───── Dataset excerpts ─────

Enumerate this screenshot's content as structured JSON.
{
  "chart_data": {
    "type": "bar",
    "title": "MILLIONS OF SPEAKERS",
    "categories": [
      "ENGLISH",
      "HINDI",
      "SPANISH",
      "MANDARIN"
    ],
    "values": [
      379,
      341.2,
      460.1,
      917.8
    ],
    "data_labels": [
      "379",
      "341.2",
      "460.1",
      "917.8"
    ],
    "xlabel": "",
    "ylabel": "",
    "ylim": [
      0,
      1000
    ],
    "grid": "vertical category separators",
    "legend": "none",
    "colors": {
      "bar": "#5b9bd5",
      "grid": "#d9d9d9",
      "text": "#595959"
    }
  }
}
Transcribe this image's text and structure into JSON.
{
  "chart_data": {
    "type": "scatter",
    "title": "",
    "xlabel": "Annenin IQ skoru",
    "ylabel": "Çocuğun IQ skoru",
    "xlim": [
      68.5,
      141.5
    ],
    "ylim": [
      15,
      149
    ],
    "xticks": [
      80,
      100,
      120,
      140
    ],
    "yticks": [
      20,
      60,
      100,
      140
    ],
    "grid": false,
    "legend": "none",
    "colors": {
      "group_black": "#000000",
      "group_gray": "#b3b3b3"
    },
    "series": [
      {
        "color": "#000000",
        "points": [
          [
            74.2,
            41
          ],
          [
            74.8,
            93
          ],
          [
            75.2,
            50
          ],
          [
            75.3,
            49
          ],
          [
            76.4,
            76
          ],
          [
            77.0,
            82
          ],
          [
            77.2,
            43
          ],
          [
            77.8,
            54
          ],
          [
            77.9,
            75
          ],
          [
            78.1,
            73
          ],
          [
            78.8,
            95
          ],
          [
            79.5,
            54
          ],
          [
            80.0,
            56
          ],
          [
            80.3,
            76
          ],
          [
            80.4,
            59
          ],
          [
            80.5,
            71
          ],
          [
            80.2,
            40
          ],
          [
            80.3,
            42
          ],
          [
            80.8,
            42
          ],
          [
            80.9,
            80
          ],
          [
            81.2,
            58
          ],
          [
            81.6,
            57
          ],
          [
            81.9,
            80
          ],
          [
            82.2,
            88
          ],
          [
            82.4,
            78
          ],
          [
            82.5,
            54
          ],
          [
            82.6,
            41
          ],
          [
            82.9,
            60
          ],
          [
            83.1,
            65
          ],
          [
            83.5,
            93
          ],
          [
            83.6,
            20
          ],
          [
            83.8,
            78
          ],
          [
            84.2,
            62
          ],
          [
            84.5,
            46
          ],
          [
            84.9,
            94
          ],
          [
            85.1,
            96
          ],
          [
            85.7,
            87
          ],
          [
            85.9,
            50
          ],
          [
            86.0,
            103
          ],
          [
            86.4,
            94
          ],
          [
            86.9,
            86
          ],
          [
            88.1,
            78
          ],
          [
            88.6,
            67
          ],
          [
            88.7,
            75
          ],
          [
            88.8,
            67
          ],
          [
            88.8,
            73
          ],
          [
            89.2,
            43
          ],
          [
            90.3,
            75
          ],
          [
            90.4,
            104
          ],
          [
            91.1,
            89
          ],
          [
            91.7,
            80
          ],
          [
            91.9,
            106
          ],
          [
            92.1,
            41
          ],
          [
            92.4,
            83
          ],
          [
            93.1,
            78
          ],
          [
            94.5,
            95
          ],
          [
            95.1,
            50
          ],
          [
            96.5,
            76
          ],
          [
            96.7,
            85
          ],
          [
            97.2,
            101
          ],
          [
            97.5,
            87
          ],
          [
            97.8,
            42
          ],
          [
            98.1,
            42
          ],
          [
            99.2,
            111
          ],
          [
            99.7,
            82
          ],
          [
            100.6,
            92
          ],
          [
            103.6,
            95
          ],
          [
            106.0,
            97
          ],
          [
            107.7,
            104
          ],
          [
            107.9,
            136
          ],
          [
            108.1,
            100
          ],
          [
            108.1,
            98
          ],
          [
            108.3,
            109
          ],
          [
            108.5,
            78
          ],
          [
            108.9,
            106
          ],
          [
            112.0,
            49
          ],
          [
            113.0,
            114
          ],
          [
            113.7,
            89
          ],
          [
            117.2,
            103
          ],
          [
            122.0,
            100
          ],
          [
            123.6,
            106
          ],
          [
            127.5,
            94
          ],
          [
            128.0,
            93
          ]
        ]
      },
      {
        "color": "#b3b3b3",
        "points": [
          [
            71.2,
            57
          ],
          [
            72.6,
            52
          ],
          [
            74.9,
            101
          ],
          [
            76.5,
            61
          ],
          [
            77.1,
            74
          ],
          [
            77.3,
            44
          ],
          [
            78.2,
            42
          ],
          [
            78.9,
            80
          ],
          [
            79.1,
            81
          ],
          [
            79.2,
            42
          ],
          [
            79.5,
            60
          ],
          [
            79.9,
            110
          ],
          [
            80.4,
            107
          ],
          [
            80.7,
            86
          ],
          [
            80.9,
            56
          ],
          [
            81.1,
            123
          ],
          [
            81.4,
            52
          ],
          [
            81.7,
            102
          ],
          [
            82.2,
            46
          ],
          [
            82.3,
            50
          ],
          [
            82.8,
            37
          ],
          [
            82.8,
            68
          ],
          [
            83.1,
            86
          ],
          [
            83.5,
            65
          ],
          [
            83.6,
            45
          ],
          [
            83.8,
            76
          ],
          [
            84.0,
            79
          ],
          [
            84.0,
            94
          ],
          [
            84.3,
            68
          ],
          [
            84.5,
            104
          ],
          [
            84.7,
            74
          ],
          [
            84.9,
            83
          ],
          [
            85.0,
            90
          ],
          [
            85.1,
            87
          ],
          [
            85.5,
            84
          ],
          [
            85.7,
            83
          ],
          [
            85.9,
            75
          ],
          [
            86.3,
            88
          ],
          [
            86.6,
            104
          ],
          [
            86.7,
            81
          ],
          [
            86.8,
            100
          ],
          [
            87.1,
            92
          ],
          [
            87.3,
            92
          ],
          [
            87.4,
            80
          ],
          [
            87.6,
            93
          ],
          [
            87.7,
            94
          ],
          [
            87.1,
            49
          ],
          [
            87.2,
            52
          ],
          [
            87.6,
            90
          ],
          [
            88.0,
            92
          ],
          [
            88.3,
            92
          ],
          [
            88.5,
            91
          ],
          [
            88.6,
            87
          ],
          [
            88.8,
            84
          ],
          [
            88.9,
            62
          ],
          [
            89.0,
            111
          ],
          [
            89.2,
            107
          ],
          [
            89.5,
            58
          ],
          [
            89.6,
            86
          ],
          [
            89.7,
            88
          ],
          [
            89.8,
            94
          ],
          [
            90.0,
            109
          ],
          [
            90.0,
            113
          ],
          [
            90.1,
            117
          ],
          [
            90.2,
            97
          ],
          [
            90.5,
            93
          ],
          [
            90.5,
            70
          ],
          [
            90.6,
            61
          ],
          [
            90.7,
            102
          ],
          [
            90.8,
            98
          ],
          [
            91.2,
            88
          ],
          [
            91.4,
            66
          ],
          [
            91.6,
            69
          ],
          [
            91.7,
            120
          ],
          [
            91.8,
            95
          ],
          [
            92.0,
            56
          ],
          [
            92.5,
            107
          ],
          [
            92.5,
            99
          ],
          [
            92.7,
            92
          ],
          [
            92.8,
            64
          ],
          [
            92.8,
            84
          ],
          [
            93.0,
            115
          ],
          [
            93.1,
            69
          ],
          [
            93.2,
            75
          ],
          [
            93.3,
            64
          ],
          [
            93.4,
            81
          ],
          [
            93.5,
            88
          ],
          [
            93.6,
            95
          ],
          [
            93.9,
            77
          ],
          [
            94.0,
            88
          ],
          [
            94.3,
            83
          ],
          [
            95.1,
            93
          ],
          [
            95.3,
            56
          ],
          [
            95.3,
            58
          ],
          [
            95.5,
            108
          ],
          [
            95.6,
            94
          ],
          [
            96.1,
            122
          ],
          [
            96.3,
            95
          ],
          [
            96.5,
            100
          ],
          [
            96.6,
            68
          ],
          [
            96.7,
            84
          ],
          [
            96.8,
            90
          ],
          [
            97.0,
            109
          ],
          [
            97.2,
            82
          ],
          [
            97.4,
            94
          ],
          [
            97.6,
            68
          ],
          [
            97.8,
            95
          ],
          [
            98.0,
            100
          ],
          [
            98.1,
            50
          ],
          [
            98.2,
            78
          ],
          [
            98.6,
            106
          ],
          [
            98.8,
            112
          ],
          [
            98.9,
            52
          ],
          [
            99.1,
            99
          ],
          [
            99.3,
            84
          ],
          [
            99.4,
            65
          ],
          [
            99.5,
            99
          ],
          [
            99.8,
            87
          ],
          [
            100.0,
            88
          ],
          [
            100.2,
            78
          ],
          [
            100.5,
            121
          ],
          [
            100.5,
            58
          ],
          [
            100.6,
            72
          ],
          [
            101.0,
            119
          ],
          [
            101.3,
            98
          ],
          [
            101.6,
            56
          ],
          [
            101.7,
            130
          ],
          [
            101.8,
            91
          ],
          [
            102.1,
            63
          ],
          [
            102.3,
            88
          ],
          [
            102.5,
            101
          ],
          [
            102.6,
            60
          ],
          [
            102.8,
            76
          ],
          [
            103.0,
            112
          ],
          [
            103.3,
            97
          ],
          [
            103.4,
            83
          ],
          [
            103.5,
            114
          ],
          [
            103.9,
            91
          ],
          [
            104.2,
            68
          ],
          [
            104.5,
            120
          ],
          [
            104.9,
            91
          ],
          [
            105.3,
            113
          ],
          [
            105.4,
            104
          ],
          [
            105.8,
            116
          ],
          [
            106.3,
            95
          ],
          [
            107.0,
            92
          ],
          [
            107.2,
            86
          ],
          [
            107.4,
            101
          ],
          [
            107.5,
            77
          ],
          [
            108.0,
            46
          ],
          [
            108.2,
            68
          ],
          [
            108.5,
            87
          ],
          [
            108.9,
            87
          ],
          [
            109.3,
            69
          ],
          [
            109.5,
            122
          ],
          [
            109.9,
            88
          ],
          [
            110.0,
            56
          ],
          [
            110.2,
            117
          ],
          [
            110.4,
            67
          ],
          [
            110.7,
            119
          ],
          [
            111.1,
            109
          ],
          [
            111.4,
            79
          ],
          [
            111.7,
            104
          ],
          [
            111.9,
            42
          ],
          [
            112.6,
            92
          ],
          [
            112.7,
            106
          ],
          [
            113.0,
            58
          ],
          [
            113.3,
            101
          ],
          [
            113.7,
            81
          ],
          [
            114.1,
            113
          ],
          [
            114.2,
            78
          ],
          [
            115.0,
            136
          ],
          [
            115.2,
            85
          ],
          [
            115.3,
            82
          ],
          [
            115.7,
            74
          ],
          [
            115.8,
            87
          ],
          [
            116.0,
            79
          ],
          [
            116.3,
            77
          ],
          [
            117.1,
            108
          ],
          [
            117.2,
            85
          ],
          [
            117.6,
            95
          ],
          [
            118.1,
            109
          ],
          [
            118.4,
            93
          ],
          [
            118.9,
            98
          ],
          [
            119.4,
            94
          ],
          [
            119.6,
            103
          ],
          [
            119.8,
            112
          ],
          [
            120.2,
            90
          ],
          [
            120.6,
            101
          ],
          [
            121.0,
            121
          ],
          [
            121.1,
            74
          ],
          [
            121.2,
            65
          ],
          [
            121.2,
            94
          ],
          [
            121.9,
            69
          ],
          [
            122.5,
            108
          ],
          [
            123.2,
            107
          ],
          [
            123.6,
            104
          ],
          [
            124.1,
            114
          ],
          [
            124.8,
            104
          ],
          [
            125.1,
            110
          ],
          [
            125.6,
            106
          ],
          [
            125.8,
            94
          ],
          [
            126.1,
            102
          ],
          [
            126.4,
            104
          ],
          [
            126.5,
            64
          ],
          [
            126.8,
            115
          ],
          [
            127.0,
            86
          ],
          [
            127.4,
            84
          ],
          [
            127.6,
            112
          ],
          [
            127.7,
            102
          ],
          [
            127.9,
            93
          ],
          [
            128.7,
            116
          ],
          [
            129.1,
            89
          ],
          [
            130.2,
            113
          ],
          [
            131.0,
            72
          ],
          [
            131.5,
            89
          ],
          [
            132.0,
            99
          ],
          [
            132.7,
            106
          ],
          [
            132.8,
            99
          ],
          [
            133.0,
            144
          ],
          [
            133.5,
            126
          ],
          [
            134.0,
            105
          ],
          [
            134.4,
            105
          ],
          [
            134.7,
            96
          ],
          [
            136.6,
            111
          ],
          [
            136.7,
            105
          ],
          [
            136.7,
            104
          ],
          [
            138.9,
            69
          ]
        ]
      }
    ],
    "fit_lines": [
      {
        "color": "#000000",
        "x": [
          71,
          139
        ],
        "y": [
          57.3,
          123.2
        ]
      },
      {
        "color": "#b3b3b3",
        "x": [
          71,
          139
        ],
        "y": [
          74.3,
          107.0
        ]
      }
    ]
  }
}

─────

Stated exercise ->
Copy all lines in the listing above where the string "grid" appears.

Output ->
    "grid": "vertical category separators",
      "grid": "#d9d9d9",
    "grid": false,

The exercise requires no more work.